» Data records:
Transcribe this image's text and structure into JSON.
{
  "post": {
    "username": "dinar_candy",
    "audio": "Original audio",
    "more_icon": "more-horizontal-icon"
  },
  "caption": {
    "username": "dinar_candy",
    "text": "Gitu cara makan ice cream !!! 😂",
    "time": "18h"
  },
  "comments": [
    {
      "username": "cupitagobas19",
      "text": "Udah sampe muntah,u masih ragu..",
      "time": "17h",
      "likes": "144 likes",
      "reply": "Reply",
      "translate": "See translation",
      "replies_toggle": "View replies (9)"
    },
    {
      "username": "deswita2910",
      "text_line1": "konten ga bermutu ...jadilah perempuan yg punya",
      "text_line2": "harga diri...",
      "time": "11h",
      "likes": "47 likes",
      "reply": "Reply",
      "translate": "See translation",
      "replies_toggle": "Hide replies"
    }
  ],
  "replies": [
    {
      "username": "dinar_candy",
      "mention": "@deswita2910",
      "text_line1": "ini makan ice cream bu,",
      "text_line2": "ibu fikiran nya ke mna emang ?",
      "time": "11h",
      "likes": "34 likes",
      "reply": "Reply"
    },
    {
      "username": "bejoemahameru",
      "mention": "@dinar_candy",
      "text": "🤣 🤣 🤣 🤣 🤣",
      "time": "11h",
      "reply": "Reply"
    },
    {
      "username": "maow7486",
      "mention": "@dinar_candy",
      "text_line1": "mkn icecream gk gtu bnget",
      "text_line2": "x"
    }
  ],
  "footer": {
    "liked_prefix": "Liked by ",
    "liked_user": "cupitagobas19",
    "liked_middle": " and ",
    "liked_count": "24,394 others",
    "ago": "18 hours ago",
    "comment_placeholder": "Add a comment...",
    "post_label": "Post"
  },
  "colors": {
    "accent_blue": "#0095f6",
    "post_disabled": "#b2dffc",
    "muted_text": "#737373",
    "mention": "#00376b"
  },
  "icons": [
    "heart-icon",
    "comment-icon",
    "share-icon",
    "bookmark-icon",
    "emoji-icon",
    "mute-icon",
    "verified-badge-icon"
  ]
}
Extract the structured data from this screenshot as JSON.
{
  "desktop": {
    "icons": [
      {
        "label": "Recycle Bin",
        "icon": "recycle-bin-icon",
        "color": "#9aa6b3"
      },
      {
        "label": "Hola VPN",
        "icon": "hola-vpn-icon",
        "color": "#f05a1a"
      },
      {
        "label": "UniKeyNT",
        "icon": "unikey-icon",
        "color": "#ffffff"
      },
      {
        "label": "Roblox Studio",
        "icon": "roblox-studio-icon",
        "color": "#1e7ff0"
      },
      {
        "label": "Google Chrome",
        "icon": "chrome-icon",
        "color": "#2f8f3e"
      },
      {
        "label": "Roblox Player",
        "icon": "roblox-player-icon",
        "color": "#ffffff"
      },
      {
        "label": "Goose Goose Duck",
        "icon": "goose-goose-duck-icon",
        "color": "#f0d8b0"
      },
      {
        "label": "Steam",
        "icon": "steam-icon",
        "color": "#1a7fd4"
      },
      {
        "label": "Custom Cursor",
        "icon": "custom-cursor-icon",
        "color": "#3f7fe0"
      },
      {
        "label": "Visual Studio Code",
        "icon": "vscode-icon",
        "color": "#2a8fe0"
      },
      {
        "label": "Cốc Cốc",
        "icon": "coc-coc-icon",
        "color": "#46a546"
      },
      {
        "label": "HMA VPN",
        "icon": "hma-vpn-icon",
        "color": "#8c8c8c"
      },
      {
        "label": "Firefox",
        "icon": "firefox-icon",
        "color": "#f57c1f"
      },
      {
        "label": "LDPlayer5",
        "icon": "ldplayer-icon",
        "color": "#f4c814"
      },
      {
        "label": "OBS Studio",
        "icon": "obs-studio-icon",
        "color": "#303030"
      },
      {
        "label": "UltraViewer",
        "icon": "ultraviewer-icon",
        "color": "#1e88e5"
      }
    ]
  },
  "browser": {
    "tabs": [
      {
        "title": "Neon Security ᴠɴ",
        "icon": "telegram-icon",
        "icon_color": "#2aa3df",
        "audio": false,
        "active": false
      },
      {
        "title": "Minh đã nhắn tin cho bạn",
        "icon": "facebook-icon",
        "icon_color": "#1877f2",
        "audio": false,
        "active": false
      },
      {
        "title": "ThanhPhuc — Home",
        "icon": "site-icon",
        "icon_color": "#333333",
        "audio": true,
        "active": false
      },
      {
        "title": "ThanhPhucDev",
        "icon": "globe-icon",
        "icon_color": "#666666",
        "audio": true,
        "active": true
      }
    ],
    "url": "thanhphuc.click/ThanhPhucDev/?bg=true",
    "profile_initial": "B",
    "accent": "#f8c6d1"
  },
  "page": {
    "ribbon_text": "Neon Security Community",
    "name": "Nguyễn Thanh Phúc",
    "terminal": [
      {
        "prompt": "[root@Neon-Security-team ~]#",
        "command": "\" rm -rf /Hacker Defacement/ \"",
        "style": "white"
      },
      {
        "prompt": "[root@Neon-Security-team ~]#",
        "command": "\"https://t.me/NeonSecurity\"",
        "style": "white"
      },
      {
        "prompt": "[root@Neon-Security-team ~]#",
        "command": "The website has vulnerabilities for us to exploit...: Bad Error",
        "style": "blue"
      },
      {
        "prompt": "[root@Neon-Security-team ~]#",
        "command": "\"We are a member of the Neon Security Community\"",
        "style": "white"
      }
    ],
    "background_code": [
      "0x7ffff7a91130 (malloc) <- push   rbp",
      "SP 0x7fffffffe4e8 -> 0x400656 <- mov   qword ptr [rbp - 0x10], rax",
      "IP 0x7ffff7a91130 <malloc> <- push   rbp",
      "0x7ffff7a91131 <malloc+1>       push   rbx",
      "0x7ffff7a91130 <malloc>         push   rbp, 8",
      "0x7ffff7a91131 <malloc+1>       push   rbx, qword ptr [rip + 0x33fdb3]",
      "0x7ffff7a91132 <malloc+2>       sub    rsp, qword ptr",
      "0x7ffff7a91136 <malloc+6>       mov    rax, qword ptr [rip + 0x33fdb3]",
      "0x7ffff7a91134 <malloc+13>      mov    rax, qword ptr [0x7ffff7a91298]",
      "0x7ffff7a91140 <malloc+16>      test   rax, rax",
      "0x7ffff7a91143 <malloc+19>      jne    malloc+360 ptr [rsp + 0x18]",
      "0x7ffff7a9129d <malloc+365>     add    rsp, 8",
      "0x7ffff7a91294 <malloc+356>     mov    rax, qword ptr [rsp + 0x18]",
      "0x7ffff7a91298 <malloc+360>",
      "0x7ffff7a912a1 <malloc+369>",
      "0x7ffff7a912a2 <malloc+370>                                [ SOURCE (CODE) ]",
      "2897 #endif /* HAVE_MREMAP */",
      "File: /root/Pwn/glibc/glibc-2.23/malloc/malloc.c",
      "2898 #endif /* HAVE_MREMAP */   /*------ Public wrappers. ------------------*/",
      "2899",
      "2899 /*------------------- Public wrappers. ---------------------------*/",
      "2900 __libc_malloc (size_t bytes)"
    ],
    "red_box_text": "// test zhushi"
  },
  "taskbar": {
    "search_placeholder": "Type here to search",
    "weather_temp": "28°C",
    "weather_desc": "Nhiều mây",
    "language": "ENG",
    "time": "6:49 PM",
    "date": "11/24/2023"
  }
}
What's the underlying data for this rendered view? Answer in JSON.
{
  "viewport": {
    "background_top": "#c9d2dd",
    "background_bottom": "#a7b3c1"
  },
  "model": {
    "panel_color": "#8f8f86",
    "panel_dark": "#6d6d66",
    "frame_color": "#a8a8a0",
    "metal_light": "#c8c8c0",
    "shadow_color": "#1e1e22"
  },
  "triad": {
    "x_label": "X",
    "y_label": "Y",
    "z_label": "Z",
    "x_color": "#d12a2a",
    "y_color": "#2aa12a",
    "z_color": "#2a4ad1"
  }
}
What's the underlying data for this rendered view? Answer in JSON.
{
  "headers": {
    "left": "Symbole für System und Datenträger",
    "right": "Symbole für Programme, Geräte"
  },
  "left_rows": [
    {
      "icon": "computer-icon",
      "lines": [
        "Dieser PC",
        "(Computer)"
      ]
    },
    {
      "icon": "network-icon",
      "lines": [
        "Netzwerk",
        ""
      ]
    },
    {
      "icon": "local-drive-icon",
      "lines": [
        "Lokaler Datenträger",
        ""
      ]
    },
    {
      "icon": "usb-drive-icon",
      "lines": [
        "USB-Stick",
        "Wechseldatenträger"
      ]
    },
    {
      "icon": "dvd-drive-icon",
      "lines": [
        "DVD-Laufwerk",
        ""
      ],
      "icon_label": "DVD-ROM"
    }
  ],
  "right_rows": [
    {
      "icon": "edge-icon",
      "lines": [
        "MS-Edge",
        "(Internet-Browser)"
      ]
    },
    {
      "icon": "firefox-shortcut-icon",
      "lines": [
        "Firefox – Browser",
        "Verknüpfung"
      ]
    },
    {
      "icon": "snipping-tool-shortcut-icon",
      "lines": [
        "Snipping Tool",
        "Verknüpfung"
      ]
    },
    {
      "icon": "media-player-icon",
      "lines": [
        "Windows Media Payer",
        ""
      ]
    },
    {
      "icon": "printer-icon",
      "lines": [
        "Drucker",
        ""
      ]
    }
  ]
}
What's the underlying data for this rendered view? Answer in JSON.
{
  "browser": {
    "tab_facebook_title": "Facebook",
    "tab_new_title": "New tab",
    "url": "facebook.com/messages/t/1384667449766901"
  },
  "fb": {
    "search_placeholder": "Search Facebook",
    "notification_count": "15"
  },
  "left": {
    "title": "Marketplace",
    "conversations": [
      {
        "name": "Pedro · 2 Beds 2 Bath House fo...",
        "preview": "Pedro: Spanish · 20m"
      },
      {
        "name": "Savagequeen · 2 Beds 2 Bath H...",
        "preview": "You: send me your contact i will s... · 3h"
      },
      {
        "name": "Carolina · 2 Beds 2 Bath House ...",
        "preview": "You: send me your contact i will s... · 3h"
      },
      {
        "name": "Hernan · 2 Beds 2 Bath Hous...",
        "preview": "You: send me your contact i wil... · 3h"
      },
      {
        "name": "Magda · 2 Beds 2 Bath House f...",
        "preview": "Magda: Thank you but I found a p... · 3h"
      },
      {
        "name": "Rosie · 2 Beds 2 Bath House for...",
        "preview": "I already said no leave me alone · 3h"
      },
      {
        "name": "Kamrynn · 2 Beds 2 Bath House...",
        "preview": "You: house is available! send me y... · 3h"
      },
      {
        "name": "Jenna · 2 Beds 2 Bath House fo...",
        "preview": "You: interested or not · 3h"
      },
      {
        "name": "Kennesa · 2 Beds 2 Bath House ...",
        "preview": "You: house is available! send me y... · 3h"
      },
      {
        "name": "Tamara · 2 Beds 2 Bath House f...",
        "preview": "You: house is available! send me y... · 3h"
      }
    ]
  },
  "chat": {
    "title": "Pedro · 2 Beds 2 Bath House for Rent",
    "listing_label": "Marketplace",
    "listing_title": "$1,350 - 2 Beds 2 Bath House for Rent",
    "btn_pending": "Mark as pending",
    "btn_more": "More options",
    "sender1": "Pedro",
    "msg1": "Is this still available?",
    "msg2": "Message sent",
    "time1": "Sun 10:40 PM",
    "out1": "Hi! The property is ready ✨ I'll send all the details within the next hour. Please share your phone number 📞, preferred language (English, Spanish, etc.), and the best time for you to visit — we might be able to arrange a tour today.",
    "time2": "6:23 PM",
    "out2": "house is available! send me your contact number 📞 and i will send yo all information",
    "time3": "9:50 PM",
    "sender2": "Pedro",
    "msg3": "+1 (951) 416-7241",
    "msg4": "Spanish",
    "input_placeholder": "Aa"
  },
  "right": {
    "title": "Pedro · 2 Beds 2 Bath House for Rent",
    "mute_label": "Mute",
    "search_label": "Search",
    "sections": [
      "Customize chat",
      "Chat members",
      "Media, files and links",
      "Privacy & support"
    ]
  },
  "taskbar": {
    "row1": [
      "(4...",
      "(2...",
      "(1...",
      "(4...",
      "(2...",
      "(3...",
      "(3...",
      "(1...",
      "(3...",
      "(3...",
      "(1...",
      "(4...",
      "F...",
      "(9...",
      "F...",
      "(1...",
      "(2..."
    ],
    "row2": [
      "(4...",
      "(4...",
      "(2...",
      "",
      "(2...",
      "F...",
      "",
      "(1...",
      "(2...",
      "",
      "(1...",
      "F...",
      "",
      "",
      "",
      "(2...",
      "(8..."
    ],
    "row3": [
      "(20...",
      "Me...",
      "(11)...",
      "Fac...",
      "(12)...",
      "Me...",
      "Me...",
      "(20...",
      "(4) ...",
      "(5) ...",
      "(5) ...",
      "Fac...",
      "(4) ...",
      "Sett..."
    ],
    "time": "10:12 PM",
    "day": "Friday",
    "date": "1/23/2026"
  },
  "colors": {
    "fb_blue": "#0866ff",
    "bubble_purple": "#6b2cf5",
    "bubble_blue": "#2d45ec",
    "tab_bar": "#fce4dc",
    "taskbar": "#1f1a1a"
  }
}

» Given instruction: Pull every line containing the word "mention" out of the entries above.

» Correct response:
      "mention": "@deswita2910",
      "mention": "@dinar_candy",
      "mention": "@dinar_candy",
    "mention": "#00376b"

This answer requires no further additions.